| WHAT IS BEING ASKED |
Using the data below, gather each line that includes the word "marker".
+++++
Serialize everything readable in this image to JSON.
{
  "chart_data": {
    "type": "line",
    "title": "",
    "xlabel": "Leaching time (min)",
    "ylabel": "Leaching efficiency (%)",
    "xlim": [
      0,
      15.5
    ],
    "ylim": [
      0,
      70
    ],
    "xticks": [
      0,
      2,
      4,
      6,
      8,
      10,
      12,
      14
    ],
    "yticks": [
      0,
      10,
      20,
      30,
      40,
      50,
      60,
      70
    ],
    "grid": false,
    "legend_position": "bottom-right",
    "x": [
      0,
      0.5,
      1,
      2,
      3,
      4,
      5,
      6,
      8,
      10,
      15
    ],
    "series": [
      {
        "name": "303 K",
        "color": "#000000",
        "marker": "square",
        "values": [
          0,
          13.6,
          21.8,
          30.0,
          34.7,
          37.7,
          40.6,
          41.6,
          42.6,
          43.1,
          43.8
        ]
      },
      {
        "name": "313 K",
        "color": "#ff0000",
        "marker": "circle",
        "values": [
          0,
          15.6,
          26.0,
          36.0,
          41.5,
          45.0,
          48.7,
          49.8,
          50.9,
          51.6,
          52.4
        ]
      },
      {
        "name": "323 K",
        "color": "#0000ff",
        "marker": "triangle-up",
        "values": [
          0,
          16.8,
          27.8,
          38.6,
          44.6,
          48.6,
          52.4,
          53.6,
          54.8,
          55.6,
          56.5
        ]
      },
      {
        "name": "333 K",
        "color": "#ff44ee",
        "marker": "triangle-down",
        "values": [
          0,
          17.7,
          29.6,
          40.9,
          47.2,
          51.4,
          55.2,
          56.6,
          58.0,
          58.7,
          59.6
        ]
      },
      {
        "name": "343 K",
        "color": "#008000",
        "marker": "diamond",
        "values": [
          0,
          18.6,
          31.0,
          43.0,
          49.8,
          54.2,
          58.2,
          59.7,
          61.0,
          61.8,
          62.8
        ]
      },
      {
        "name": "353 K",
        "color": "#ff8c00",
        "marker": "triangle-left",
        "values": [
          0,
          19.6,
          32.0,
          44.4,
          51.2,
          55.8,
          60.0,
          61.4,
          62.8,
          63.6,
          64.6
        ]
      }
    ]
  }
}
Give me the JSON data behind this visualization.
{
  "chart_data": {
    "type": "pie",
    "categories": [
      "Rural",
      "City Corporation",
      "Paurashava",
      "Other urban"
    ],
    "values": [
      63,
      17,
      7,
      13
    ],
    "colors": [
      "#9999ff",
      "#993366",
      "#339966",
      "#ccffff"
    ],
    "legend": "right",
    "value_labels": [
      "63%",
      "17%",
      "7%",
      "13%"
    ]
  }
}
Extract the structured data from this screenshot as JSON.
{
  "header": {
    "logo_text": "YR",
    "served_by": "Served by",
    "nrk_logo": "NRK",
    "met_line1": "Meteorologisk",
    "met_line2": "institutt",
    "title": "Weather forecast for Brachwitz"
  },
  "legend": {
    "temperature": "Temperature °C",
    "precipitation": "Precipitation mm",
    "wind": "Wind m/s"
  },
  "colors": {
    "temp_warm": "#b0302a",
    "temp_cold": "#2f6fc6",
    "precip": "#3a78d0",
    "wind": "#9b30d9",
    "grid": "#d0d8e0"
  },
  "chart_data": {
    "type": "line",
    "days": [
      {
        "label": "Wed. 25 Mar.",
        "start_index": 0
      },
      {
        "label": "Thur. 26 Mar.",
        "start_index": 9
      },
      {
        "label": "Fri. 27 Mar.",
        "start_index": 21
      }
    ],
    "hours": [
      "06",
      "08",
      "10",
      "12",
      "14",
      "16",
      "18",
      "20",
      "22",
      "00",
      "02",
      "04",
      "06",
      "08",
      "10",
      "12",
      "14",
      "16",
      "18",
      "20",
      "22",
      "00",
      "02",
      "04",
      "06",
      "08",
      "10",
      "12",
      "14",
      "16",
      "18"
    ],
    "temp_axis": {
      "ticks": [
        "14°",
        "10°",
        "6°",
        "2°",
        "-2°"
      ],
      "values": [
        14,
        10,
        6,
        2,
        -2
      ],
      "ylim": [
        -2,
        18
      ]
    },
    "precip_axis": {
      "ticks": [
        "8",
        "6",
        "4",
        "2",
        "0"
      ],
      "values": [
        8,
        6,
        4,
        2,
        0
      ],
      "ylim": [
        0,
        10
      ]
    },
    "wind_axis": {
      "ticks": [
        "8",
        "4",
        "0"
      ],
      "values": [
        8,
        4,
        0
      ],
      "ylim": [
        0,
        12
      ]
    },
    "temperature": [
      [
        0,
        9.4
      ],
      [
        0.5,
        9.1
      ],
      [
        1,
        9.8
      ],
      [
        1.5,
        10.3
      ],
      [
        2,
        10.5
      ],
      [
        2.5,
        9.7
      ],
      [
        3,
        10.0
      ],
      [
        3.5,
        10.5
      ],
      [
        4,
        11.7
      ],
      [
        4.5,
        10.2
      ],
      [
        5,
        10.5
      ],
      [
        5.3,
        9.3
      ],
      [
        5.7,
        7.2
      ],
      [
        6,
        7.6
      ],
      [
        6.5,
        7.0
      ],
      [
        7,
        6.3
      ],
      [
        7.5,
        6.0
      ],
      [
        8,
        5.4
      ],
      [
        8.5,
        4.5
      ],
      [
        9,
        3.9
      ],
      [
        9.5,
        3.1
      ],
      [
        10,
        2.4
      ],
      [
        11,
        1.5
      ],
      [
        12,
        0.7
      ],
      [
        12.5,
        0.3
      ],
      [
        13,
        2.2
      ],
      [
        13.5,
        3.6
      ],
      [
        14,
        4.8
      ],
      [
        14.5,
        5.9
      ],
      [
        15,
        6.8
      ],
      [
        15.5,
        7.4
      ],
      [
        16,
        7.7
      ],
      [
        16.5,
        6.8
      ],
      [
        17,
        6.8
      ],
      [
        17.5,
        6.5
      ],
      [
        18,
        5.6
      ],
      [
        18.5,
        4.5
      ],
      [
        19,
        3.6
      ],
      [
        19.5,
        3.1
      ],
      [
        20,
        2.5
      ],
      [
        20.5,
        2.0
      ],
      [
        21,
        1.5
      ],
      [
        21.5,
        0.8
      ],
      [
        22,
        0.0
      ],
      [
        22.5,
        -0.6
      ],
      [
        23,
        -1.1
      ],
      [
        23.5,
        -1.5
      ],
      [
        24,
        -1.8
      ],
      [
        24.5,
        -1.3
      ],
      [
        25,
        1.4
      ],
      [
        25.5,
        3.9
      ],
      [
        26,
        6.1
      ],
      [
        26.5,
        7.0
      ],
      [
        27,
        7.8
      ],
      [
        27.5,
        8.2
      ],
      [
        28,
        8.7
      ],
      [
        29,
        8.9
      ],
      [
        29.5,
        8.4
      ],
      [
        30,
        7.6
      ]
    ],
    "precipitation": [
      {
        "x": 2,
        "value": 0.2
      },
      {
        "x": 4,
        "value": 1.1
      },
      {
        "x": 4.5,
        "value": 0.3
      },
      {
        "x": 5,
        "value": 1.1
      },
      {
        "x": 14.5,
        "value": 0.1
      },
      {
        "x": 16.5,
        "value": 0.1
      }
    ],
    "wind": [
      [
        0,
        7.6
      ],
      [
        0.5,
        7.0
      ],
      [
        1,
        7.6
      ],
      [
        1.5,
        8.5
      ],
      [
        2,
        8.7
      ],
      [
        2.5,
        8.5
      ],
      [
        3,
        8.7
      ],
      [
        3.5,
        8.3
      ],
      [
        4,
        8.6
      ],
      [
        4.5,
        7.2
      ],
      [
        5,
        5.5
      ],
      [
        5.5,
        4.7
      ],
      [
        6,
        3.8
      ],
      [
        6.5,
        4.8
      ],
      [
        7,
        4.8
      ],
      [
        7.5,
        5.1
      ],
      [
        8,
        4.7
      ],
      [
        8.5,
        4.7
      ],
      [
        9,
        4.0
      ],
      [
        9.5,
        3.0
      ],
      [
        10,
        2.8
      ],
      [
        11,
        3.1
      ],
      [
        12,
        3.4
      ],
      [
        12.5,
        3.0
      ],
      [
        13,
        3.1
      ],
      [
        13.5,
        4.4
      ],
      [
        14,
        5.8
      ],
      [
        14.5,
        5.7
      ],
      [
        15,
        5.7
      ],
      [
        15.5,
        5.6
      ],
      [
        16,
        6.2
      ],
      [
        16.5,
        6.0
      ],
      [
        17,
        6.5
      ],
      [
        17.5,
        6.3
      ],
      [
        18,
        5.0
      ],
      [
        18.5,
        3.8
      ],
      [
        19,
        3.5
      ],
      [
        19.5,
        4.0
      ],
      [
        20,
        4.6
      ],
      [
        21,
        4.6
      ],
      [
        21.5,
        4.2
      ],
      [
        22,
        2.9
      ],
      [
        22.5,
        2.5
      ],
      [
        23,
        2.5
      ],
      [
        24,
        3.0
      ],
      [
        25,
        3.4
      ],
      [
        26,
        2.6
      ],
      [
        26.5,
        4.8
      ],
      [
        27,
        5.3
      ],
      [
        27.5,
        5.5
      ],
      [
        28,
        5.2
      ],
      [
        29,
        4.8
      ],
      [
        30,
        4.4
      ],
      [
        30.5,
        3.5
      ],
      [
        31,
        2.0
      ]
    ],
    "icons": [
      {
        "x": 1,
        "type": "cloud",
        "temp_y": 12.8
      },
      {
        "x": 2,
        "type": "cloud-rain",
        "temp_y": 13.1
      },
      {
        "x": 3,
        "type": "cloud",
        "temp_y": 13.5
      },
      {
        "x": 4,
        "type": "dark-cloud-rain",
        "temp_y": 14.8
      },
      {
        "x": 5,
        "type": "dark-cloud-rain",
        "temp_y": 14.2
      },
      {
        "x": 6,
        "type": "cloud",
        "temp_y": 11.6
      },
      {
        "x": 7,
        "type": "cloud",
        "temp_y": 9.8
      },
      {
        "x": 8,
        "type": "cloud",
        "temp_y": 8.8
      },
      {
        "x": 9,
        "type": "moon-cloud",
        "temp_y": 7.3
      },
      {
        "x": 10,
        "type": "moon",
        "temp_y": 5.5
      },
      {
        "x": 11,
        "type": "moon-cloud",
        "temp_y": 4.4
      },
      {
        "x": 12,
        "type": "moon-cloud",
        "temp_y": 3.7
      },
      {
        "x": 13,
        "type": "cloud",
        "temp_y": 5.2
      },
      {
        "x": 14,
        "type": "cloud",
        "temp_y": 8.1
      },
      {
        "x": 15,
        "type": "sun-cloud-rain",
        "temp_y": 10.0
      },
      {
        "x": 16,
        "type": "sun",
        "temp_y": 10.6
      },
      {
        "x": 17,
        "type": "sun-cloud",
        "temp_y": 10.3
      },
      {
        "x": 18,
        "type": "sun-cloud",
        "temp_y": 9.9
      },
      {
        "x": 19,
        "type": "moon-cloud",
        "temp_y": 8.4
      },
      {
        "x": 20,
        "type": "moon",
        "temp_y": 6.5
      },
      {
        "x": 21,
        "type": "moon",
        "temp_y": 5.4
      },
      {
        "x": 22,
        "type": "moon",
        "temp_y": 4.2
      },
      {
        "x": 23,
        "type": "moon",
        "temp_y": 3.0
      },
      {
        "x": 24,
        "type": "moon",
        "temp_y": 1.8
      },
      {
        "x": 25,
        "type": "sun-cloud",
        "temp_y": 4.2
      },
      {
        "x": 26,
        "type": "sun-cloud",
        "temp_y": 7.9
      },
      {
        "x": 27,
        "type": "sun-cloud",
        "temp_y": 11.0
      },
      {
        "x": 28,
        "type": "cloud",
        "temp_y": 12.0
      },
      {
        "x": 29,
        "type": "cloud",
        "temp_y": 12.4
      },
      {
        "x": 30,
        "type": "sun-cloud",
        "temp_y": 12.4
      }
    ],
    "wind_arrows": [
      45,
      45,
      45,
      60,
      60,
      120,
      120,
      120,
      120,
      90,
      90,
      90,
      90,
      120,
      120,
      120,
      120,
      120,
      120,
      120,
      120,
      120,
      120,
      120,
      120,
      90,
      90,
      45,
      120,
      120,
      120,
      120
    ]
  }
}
+++++
| COMPLETE OUTPUT |
        "marker": "square",
        "marker": "circle",
        "marker": "triangle-up",
        "marker": "triangle-down",
        "marker": "diamond",
        "marker": "triangle-left",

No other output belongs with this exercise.